Set exercise:
Output each entry exactly; skip nothing.
__________
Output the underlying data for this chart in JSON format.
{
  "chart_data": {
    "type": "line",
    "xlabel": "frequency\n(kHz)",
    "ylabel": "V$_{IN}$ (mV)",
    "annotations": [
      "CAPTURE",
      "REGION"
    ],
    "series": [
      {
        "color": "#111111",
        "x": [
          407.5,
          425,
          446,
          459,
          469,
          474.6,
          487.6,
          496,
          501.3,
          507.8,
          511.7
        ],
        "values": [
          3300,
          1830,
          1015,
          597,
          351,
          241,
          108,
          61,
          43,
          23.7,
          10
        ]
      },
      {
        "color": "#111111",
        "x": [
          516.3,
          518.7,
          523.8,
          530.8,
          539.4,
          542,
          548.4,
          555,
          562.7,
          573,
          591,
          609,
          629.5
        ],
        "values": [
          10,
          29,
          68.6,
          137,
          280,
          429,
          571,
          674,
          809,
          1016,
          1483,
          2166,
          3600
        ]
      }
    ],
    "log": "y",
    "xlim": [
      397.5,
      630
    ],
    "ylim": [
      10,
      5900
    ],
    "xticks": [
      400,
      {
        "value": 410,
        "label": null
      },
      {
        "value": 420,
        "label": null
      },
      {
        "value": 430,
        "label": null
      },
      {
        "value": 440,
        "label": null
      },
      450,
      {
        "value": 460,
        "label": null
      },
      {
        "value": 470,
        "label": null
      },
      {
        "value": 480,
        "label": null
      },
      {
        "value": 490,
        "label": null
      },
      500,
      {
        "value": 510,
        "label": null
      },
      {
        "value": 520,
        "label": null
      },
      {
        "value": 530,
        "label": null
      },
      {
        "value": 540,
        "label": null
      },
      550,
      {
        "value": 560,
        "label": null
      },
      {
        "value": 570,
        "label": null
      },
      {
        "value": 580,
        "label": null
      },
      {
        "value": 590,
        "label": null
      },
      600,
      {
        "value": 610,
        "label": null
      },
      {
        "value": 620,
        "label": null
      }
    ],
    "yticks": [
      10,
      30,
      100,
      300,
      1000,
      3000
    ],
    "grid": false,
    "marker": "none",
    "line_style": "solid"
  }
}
__________
Response:
Output the underlying data for this chart in JSON format.
{
  "chart_data": {
    "type": "line",
    "xlabel": "frequency\n(kHz)",
    "ylabel": "V$_{IN}$ (mV)",
    "annotations": [
      "CAPTURE",
      "REGION"
    ],
    "series": [
      {
        "color": "#111111",
        "x": [
          407.5,
          425,
          446,
          459,
          469,
          474.6,
          487.6,
          496,
          501.3,
          507.8,
          511.7
        ],
        "values": [
          3300,
          1830,
          1015,
          597,
          351,
          241,
          108,
          61,
          43,
          23.7,
          10
        ]
      },
      {
        "color": "#111111",
        "x": [
          516.3,
          518.7,
          523.8,
          530.8,
          539.4,
          542,
          548.4,
          555,
          562.7,
          573,
          591,
          609,
          629.5
        ],
        "values": [
          10,
          29,
          68.6,
          137,
          280,
          429,
          571,
          674,
          809,
          1016,
          1483,
          2166,
          3600
        ]
      }
    ],
    "log": "y",
    "xlim": [
      397.5,
      630
    ],
    "ylim": [
      10,
      5900
    ],
    "xticks": [
      400,
      {
        "value": 410,
        "label": null
      },
      {
        "value": 420,
        "label": null
      },
      {
        "value": 430,
        "label": null
      },
      {
        "value": 440,
        "label": null
      },
      450,
      {
        "value": 460,
        "label": null
      },
      {
        "value": 470,
        "label": null
      },
      {
        "value": 480,
        "label": null
      },
      {
        "value": 490,
        "label": null
      },
      500,
      {
        "value": 510,
        "label": null
      },
      {
        "value": 520,
        "label": null
      },
      {
        "value": 530,
        "label": null
      },
      {
        "value": 540,
        "label": null
      },
      550,
      {
        "value": 560,
        "label": null
      },
      {
        "value": 570,
        "label": null
      },
      {
        "value": 580,
        "label": null
      },
      {
        "value": 590,
        "label": null
      },
      600,
      {
        "value": 610,
        "label": null
      },
      {
        "value": 620,
        "label": null
      }
    ],
    "yticks": [
      10,
      30,
      100,
      300,
      1000,
      3000
    ],
    "grid": false,
    "marker": "none",
    "line_style": "solid"
  }
}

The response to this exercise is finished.